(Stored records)
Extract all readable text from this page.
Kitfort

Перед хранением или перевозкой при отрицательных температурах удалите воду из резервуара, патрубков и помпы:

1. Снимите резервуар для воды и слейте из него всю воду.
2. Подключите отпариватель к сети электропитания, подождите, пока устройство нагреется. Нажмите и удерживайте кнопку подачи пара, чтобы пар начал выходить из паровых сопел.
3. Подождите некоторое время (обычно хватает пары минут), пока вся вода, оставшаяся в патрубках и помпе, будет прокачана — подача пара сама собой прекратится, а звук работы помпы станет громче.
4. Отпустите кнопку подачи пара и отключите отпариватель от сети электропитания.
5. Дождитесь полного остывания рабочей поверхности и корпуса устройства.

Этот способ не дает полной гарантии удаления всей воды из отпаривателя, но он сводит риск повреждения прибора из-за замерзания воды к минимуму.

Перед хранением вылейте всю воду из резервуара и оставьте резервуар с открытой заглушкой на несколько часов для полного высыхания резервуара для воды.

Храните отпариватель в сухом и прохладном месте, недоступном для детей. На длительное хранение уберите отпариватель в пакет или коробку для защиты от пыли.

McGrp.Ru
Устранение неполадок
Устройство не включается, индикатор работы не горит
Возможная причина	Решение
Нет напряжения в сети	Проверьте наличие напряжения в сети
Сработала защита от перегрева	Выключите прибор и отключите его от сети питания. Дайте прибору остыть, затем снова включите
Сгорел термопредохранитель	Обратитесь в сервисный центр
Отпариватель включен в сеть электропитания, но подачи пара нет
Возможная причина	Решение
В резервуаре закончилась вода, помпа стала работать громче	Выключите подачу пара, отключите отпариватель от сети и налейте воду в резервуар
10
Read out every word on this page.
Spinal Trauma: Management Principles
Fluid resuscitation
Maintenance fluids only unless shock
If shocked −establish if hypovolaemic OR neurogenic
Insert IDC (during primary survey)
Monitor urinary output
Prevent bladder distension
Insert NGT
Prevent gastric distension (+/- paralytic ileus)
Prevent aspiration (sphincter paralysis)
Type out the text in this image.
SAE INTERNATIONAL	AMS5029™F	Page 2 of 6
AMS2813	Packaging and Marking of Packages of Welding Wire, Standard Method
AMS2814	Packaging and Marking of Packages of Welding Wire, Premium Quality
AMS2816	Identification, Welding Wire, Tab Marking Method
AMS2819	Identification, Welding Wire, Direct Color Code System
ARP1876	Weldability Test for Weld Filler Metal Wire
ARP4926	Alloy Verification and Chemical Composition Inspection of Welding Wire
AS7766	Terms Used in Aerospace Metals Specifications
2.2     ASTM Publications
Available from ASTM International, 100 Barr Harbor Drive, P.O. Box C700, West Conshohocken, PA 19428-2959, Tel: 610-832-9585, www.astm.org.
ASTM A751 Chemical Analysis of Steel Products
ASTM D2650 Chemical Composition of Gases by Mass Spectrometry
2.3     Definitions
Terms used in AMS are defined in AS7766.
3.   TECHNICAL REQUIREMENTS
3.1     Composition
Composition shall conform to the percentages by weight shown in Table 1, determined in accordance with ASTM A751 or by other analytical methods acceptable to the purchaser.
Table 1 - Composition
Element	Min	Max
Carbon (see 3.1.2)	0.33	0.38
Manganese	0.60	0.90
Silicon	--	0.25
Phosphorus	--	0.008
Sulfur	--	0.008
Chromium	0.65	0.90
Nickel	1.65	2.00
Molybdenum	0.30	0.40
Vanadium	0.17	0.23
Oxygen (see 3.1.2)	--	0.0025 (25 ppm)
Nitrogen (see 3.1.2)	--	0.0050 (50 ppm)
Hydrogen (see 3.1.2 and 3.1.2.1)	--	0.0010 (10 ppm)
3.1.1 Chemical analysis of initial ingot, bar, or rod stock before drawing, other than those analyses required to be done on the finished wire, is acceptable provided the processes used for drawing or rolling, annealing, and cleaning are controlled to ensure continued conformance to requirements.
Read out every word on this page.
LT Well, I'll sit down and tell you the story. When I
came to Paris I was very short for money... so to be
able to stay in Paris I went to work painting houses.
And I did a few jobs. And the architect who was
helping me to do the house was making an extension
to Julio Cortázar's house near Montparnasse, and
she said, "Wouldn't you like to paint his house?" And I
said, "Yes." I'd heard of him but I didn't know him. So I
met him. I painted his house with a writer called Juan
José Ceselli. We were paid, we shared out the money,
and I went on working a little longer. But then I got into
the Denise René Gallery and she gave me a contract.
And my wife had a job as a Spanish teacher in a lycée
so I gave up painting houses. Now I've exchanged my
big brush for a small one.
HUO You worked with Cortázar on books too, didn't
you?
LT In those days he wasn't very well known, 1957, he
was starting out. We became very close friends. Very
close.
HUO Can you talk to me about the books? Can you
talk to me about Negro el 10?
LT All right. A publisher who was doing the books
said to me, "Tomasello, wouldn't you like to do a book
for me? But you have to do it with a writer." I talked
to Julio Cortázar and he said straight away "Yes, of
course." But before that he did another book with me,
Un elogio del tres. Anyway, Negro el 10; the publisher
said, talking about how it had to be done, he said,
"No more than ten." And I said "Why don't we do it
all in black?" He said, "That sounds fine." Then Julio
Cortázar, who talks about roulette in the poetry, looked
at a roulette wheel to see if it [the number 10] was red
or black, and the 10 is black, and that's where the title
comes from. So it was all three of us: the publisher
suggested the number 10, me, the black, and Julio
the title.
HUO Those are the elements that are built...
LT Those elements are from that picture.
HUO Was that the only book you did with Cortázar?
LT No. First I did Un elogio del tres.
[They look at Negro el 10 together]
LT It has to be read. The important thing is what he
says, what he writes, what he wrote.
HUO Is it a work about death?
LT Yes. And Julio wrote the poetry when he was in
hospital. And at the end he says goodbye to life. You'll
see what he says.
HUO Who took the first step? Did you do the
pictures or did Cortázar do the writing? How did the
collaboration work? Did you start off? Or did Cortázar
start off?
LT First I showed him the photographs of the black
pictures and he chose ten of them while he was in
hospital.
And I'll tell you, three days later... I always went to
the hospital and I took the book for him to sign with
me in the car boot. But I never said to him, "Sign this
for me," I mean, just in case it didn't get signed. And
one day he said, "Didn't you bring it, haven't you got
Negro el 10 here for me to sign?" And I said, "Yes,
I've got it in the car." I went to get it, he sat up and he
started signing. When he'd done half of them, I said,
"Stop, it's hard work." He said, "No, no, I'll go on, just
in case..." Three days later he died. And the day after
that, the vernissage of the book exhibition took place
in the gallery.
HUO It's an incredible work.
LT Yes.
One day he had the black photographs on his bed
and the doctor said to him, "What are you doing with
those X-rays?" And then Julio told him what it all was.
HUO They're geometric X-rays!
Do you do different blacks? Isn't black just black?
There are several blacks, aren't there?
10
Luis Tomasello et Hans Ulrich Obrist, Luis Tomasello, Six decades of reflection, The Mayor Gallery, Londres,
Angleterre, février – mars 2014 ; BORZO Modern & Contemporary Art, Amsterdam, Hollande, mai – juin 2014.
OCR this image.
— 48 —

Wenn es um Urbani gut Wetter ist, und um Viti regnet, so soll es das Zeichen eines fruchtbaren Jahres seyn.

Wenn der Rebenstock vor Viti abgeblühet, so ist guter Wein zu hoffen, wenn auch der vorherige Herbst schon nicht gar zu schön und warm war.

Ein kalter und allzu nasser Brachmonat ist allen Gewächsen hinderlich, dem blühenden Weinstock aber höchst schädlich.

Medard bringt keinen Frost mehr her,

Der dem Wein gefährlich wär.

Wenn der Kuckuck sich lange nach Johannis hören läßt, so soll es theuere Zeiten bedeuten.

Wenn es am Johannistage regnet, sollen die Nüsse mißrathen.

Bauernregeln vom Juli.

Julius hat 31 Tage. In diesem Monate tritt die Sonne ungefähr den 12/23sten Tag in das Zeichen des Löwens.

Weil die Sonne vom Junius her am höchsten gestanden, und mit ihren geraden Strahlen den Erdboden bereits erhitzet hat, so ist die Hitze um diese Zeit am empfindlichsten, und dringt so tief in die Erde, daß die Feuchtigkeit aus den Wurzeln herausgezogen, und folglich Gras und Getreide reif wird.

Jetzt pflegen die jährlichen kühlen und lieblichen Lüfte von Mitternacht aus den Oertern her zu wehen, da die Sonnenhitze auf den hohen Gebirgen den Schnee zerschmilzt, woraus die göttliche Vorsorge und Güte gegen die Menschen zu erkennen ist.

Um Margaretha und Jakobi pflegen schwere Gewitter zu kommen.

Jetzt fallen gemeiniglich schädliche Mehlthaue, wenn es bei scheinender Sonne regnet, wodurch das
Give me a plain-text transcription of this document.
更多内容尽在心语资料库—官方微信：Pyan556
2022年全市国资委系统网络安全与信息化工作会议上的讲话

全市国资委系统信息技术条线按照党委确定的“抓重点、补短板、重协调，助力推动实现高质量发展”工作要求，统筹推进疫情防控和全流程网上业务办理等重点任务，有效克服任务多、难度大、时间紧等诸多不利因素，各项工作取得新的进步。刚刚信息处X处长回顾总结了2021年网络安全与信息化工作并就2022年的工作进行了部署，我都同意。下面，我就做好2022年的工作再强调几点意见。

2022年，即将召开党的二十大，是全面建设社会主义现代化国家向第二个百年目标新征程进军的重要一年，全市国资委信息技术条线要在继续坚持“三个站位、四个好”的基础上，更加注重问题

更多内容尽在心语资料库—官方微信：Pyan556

▸ STATED PROBLEM:
Every line that holds the word "пока" should be extracted.

▸ COMPLETED EXERCISE:
2. Подключите отпариватель к сети электропитания, подождите, пока устройство нагреется. Нажмите и удерживайте кнопку подачи пара, чтобы пар начал выходить из паровых сопел.
3. Подождите некоторое время (обычно хватает пары минут), пока вся вода, оставшаяся в патрубках и помпе, будет прокачана — подача пара сама собой прекратится, а звук работы помпы станет громче.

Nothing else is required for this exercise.